> _What this task involves_
Return the full listing exactly as it is written.
━━ Records supplied
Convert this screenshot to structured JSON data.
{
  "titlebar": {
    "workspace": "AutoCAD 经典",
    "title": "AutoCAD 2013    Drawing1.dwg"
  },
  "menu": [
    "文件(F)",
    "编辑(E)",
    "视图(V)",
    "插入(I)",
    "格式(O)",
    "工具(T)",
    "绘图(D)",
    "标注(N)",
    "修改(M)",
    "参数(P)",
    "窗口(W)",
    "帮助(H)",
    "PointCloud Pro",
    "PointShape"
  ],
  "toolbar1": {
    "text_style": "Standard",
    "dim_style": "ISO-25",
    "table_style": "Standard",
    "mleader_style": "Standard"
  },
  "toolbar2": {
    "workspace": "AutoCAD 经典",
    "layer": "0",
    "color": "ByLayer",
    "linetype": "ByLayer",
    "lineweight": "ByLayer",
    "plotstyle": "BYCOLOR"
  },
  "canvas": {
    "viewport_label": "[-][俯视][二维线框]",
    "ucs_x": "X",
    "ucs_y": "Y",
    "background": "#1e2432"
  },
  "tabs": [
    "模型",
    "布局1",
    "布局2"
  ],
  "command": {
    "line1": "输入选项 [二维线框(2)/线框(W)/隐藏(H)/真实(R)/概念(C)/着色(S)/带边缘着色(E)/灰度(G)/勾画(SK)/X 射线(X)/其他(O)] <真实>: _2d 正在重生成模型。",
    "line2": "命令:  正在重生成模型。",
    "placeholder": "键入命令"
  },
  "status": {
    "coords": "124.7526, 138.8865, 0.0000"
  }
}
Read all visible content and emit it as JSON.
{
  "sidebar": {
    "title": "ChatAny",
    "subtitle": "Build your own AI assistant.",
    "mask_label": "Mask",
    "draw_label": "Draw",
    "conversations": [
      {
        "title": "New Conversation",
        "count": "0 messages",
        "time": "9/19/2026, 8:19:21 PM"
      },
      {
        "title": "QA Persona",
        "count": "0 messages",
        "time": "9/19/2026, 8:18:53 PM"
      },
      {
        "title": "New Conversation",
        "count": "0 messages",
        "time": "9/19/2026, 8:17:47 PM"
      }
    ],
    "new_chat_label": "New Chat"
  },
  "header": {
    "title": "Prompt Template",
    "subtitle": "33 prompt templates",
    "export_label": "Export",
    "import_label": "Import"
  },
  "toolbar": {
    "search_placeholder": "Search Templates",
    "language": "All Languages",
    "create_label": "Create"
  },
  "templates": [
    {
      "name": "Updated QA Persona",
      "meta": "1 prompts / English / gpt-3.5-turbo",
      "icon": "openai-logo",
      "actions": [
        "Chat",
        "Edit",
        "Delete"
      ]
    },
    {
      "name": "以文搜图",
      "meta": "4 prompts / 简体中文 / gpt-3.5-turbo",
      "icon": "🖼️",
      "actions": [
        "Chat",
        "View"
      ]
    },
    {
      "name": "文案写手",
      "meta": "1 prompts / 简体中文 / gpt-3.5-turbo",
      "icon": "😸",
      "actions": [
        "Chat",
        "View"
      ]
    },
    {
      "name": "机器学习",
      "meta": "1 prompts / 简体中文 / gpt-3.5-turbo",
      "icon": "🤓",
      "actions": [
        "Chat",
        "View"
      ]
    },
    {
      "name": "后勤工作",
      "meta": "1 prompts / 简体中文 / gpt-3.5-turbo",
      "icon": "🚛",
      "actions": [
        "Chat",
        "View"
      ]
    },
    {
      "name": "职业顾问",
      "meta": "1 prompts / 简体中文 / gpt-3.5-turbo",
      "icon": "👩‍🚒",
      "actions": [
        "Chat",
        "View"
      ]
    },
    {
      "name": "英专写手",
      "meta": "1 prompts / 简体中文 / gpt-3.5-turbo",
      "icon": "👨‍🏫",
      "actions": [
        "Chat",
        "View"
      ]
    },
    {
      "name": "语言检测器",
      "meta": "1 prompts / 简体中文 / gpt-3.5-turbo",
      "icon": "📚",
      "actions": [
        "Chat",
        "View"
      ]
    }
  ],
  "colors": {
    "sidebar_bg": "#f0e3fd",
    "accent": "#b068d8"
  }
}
━━━━
> _Full answer_
Convert this screenshot to structured JSON data.
{
  "titlebar": {
    "workspace": "AutoCAD 经典",
    "title": "AutoCAD 2013    Drawing1.dwg"
  },
  "menu": [
    "文件(F)",
    "编辑(E)",
    "视图(V)",
    "插入(I)",
    "格式(O)",
    "工具(T)",
    "绘图(D)",
    "标注(N)",
    "修改(M)",
    "参数(P)",
    "窗口(W)",
    "帮助(H)",
    "PointCloud Pro",
    "PointShape"
  ],
  "toolbar1": {
    "text_style": "Standard",
    "dim_style": "ISO-25",
    "table_style": "Standard",
    "mleader_style": "Standard"
  },
  "toolbar2": {
    "workspace": "AutoCAD 经典",
    "layer": "0",
    "color": "ByLayer",
    "linetype": "ByLayer",
    "lineweight": "ByLayer",
    "plotstyle": "BYCOLOR"
  },
  "canvas": {
    "viewport_label": "[-][俯视][二维线框]",
    "ucs_x": "X",
    "ucs_y": "Y",
    "background": "#1e2432"
  },
  "tabs": [
    "模型",
    "布局1",
    "布局2"
  ],
  "command": {
    "line1": "输入选项 [二维线框(2)/线框(W)/隐藏(H)/真实(R)/概念(C)/着色(S)/带边缘着色(E)/灰度(G)/勾画(SK)/X 射线(X)/其他(O)] <真实>: _2d 正在重生成模型。",
    "line2": "命令:  正在重生成模型。",
    "placeholder": "键入命令"
  },
  "status": {
    "coords": "124.7526, 138.8865, 0.0000"
  }
}
Read all visible content and emit it as JSON.
{
  "sidebar": {
    "title": "ChatAny",
    "subtitle": "Build your own AI assistant.",
    "mask_label": "Mask",
    "draw_label": "Draw",
    "conversations": [
      {
        "title": "New Conversation",
        "count": "0 messages",
        "time": "9/19/2026, 8:19:21 PM"
      },
      {
        "title": "QA Persona",
        "count": "0 messages",
        "time": "9/19/2026, 8:18:53 PM"
      },
      {
        "title": "New Conversation",
        "count": "0 messages",
        "time": "9/19/2026, 8:17:47 PM"
      }
    ],
    "new_chat_label": "New Chat"
  },
  "header": {
    "title": "Prompt Template",
    "subtitle": "33 prompt templates",
    "export_label": "Export",
    "import_label": "Import"
  },
  "toolbar": {
    "search_placeholder": "Search Templates",
    "language": "All Languages",
    "create_label": "Create"
  },
  "templates": [
    {
      "name": "Updated QA Persona",
      "meta": "1 prompts / English / gpt-3.5-turbo",
      "icon": "openai-logo",
      "actions": [
        "Chat",
        "Edit",
        "Delete"
      ]
    },
    {
      "name": "以文搜图",
      "meta": "4 prompts / 简体中文 / gpt-3.5-turbo",
      "icon": "🖼️",
      "actions": [
        "Chat",
        "View"
      ]
    },
    {
      "name": "文案写手",
      "meta": "1 prompts / 简体中文 / gpt-3.5-turbo",
      "icon": "😸",
      "actions": [
        "Chat",
        "View"
      ]
    },
    {
      "name": "机器学习",
      "meta": "1 prompts / 简体中文 / gpt-3.5-turbo",
      "icon": "🤓",
      "actions": [
        "Chat",
        "View"
      ]
    },
    {
      "name": "后勤工作",
      "meta": "1 prompts / 简体中文 / gpt-3.5-turbo",
      "icon": "🚛",
      "actions": [
        "Chat",
        "View"
      ]
    },
    {
      "name": "职业顾问",
      "meta": "1 prompts / 简体中文 / gpt-3.5-turbo",
      "icon": "👩‍🚒",
      "actions": [
        "Chat",
        "View"
      ]
    },
    {
      "name": "英专写手",
      "meta": "1 prompts / 简体中文 / gpt-3.5-turbo",
      "icon": "👨‍🏫",
      "actions": [
        "Chat",
        "View"
      ]
    },
    {
      "name": "语言检测器",
      "meta": "1 prompts / 简体中文 / gpt-3.5-turbo",
      "icon": "📚",
      "actions": [
        "Chat",
        "View"
      ]
    }
  ],
  "colors": {
    "sidebar_bg": "#f0e3fd",
    "accent": "#b068d8"
  }
}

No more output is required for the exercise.